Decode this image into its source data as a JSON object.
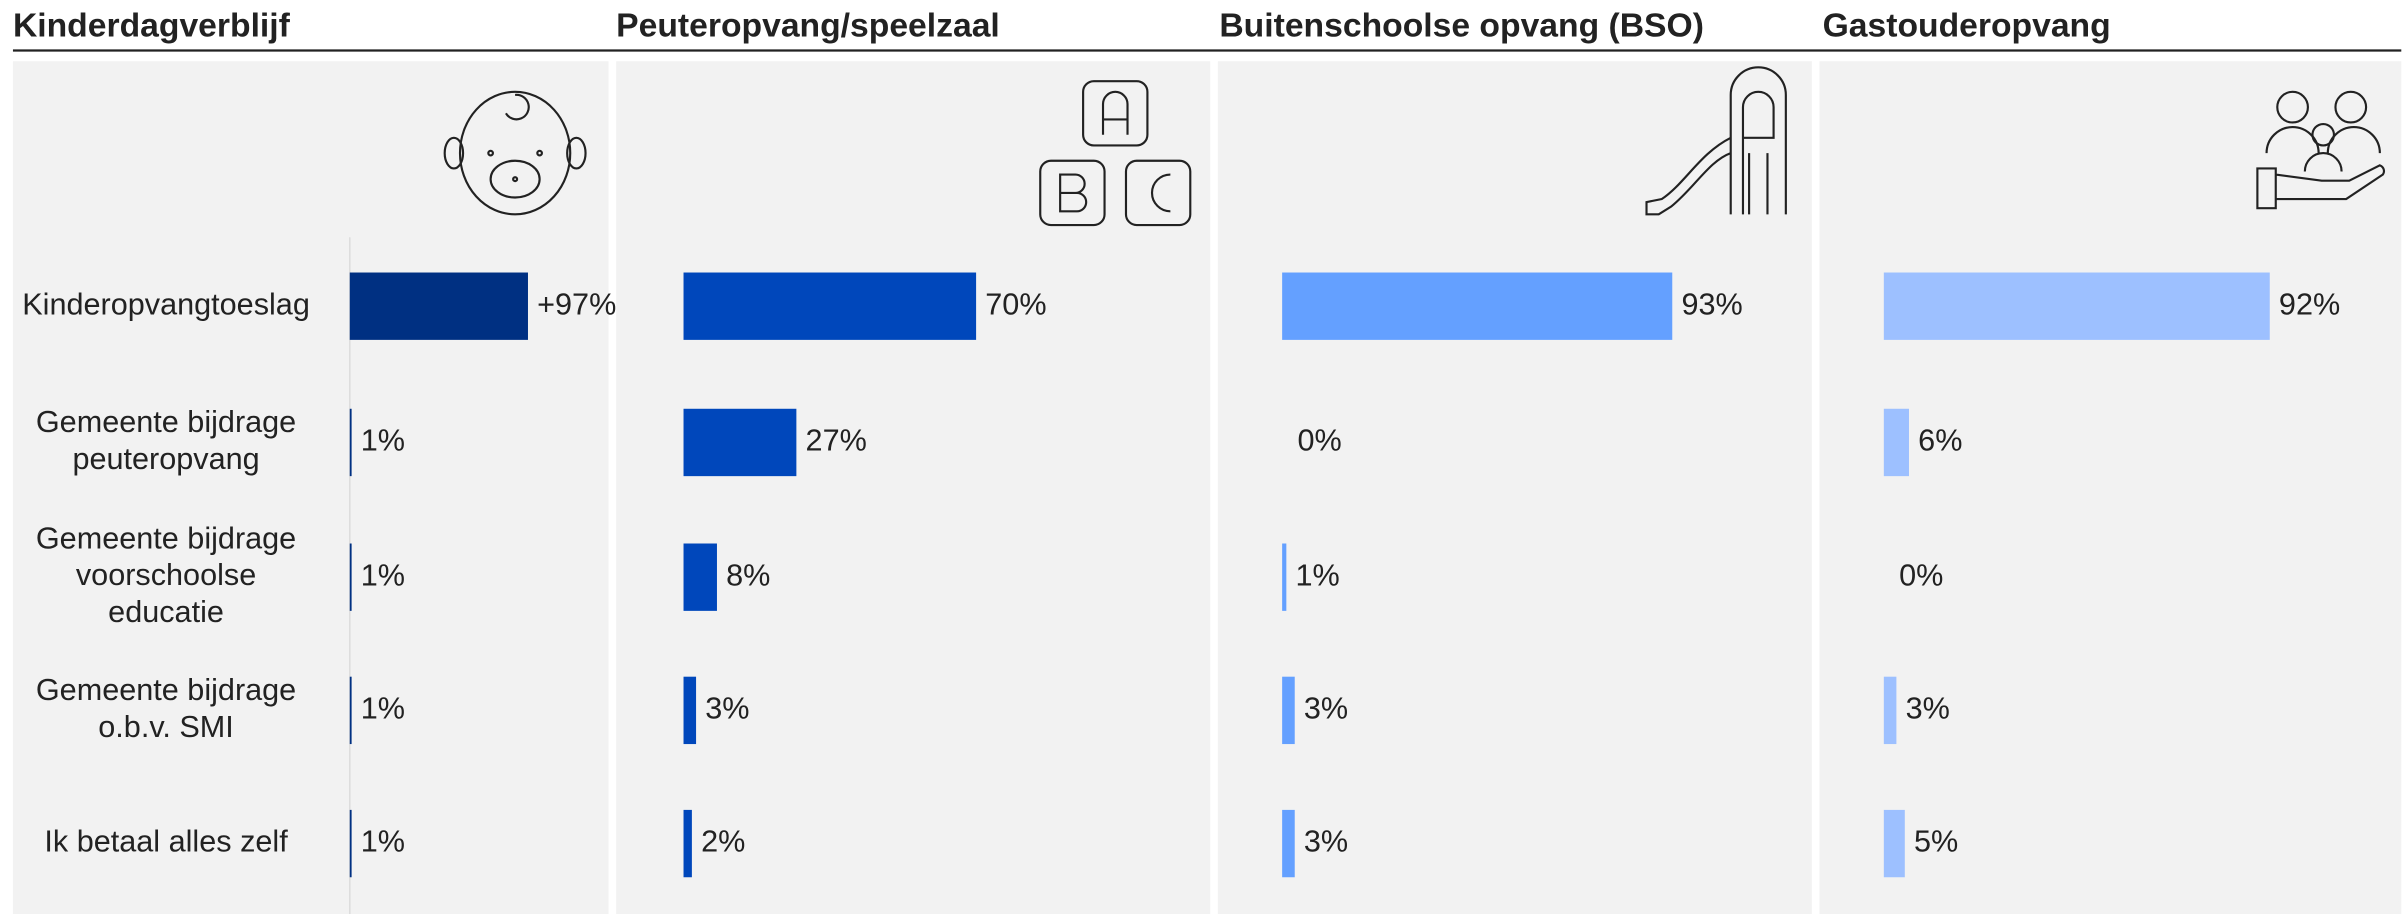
{
  "chart_data": [
    {
      "type": "bar",
      "title": "Kinderdagverblijf",
      "color": "#003082",
      "categories": [
        "Kinderopvangtoeslag",
        "Gemeente bijdrage\npeuteropvang",
        "Gemeente bijdrage\nvoorschoolse\neducatie",
        "Gemeente bijdrage\no.b.v. SMI",
        "Ik betaal alles zelf"
      ],
      "values": [
        97,
        1,
        1,
        1,
        1
      ],
      "value_labels": [
        "+97%",
        "1%",
        "1%",
        "1%",
        "1%"
      ]
    },
    {
      "type": "bar",
      "title": "Peuteropvang/speelzaal",
      "color": "#0047bb",
      "values": [
        70,
        27,
        8,
        3,
        2
      ],
      "value_labels": [
        "70%",
        "27%",
        "8%",
        "3%",
        "2%"
      ]
    },
    {
      "type": "bar",
      "title": "Buitenschoolse opvang (BSO)",
      "color": "#64a0ff",
      "values": [
        93,
        0,
        1,
        3,
        3
      ],
      "value_labels": [
        "93%",
        "0%",
        "1%",
        "3%",
        "3%"
      ]
    },
    {
      "type": "bar",
      "title": "Gastouderopvang",
      "color": "#9dc0ff",
      "values": [
        92,
        6,
        0,
        3,
        5
      ],
      "value_labels": [
        "92%",
        "6%",
        "0%",
        "3%",
        "5%"
      ]
    }
  ]
}
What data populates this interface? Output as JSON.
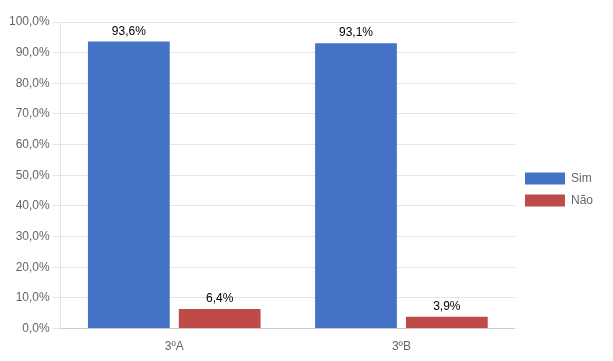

> _TASK_
Give every line back word for word and leave the pictures out.

> _OUTPUT_
Decode this image into its source data as a JSON object.
{
  "chart_data": [
    {
      "type": "bar",
      "title": "Kinderdagverblijf",
      "color": "#003082",
      "categories": [
        "Kinderopvangtoeslag",
        "Gemeente bijdrage\npeuteropvang",
        "Gemeente bijdrage\nvoorschoolse\neducatie",
        "Gemeente bijdrage\no.b.v. SMI",
        "Ik betaal alles zelf"
      ],
      "values": [
        97,
        1,
        1,
        1,
        1
      ],
      "value_labels": [
        "+97%",
        "1%",
        "1%",
        "1%",
        "1%"
      ]
    },
    {
      "type": "bar",
      "title": "Peuteropvang/speelzaal",
      "color": "#0047bb",
      "values": [
        70,
        27,
        8,
        3,
        2
      ],
      "value_labels": [
        "70%",
        "27%",
        "8%",
        "3%",
        "2%"
      ]
    },
    {
      "type": "bar",
      "title": "Buitenschoolse opvang (BSO)",
      "color": "#64a0ff",
      "values": [
        93,
        0,
        1,
        3,
        3
      ],
      "value_labels": [
        "93%",
        "0%",
        "1%",
        "3%",
        "3%"
      ]
    },
    {
      "type": "bar",
      "title": "Gastouderopvang",
      "color": "#9dc0ff",
      "values": [
        92,
        6,
        0,
        3,
        5
      ],
      "value_labels": [
        "92%",
        "6%",
        "0%",
        "3%",
        "5%"
      ]
    }
  ]
}
What data populates this interface? Output as JSON.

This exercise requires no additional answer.